*Work instructions*
Every line of the data below is to be given again as it appears, with the images removed.

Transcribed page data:
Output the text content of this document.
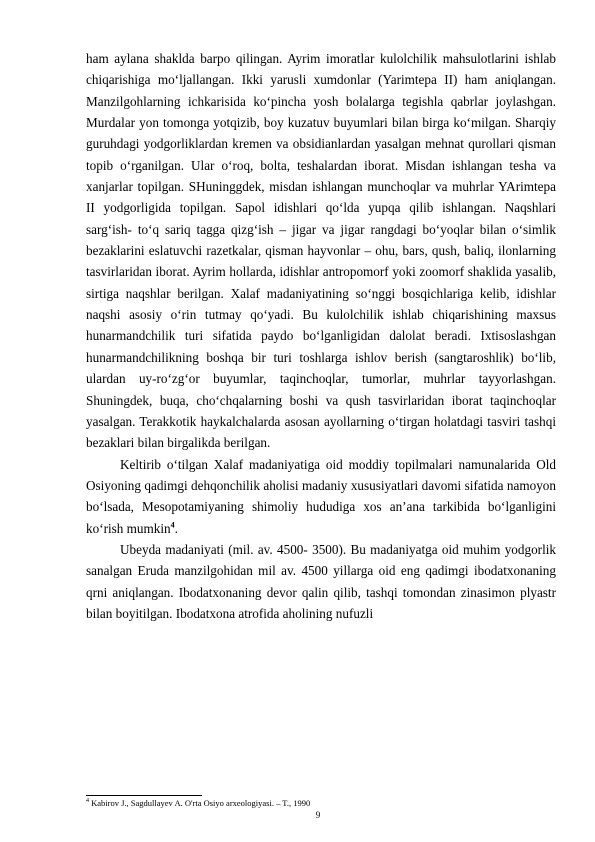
ham aylana shaklda barpo qilingan. Ayrim imoratlar kulolchilik mahsulotlarini ishlab chiqarishiga mo‘ljallangan. Ikki yarusli xumdonlar (Yarimtepa II) ham aniqlangan. Manzilgohlarning ichkarisida ko‘pincha yosh bolalarga tegishla qabrlar joylashgan. Murdalar yon tomonga yotqizib, boy kuzatuv buyumlari bilan birga ko‘milgan. Sharqiy guruhdagi yodgorliklardan kremen va obsidianlardan yasalgan mehnat qurollari qisman topib o‘rganilgan. Ular o‘roq, bolta, teshalardan iborat. Misdan ishlangan tesha va xanjarlar topilgan. SHuninggdek, misdan ishlangan munchoqlar va muhrlar YArimtepa II yodgorligida topilgan. Sapol idishlari qo‘lda yupqa qilib ishlangan. Naqshlari sarg‘ish- to‘q sariq tagga qizg‘ish – jigar va jigar rangdagi bo‘yoqlar bilan o‘simlik bezaklarini eslatuvchi razetkalar, qisman hayvonlar – ohu, bars, qush, baliq, ilonlarning tasvirlaridan iborat. Ayrim hollarda, idishlar antropomorf yoki zoomorf shaklida yasalib, sirtiga naqshlar berilgan. Xalaf madaniyatining so‘nggi bosqichlariga kelib, idishlar naqshi asosiy o‘rin tutmay qo‘yadi. Bu kulolchilik ishlab chiqarishining maxsus hunarmandchilik turi sifatida paydo bo‘lganligidan dalolat beradi. Ixtisoslashgan hunarmandchilikning boshqa bir turi toshlarga ishlov berish (sangtaroshlik) bo‘lib, ulardan uy-ro‘zg‘or buyumlar, taqinchoqlar, tumorlar, muhrlar tayyorlashgan. Shuningdek, buqa, cho‘chqalarning boshi va qush tasvirlaridan iborat taqinchoqlar yasalgan. Terakkotik haykalchalarda asosan ayollarning o‘tirgan holatdagi tasviri tashqi bezaklari bilan birgalikda berilgan.

Keltirib o‘tilgan Xalaf madaniyatiga oid moddiy topilmalari namunalarida Old Osiyoning qadimgi dehqonchilik aholisi madaniy xususiyatlari davomi sifatida namoyon bo‘lsada, Mesopotamiyaning shimoliy hududiga xos an’ana tarkibida bo‘lganligini ko‘rish mumkin$^4$.

Ubeyda madaniyati (mil. av. 4500- 3500). Bu madaniyatga oid muhim yodgorlik sanalgan Eruda manzilgohidan mil av. 4500 yillarga oid eng qadimgi ibodatxonaning qrni aniqlangan. Ibodatxonaning devor qalin qilib, tashqi tomondan zinasimon plyastr bilan boyitilgan. Ibodatxona atrofida aholining nufuzli

$^4$ Kabirov J., Sagdullayev A. O'rta Osiyo arxeologiyasi. – T., 1990
9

*Reply*
Output the text content of this document.
ham aylana shaklda barpo qilingan. Ayrim imoratlar kulolchilik mahsulotlarini ishlab chiqarishiga mo‘ljallangan. Ikki yarusli xumdonlar (Yarimtepa II) ham aniqlangan. Manzilgohlarning ichkarisida ko‘pincha yosh bolalarga tegishla qabrlar joylashgan. Murdalar yon tomonga yotqizib, boy kuzatuv buyumlari bilan birga ko‘milgan. Sharqiy guruhdagi yodgorliklardan kremen va obsidianlardan yasalgan mehnat qurollari qisman topib o‘rganilgan. Ular o‘roq, bolta, teshalardan iborat. Misdan ishlangan tesha va xanjarlar topilgan. SHuninggdek, misdan ishlangan munchoqlar va muhrlar YArimtepa II yodgorligida topilgan. Sapol idishlari qo‘lda yupqa qilib ishlangan. Naqshlari sarg‘ish- to‘q sariq tagga qizg‘ish – jigar va jigar rangdagi bo‘yoqlar bilan o‘simlik bezaklarini eslatuvchi razetkalar, qisman hayvonlar – ohu, bars, qush, baliq, ilonlarning tasvirlaridan iborat. Ayrim hollarda, idishlar antropomorf yoki zoomorf shaklida yasalib, sirtiga naqshlar berilgan. Xalaf madaniyatining so‘nggi bosqichlariga kelib, idishlar naqshi asosiy o‘rin tutmay qo‘yadi. Bu kulolchilik ishlab chiqarishining maxsus hunarmandchilik turi sifatida paydo bo‘lganligidan dalolat beradi. Ixtisoslashgan hunarmandchilikning boshqa bir turi toshlarga ishlov berish (sangtaroshlik) bo‘lib, ulardan uy-ro‘zg‘or buyumlar, taqinchoqlar, tumorlar, muhrlar tayyorlashgan. Shuningdek, buqa, cho‘chqalarning boshi va qush tasvirlaridan iborat taqinchoqlar yasalgan. Terakkotik haykalchalarda asosan ayollarning o‘tirgan holatdagi tasviri tashqi bezaklari bilan birgalikda berilgan.

Keltirib o‘tilgan Xalaf madaniyatiga oid moddiy topilmalari namunalarida Old Osiyoning qadimgi dehqonchilik aholisi madaniy xususiyatlari davomi sifatida namoyon bo‘lsada, Mesopotamiyaning shimoliy hududiga xos an’ana tarkibida bo‘lganligini ko‘rish mumkin$^4$.

Ubeyda madaniyati (mil. av. 4500- 3500). Bu madaniyatga oid muhim yodgorlik sanalgan Eruda manzilgohidan mil av. 4500 yillarga oid eng qadimgi ibodatxonaning qrni aniqlangan. Ibodatxonaning devor qalin qilib, tashqi tomondan zinasimon plyastr bilan boyitilgan. Ibodatxona atrofida aholining nufuzli

$^4$ Kabirov J., Sagdullayev A. O'rta Osiyo arxeologiyasi. – T., 1990
9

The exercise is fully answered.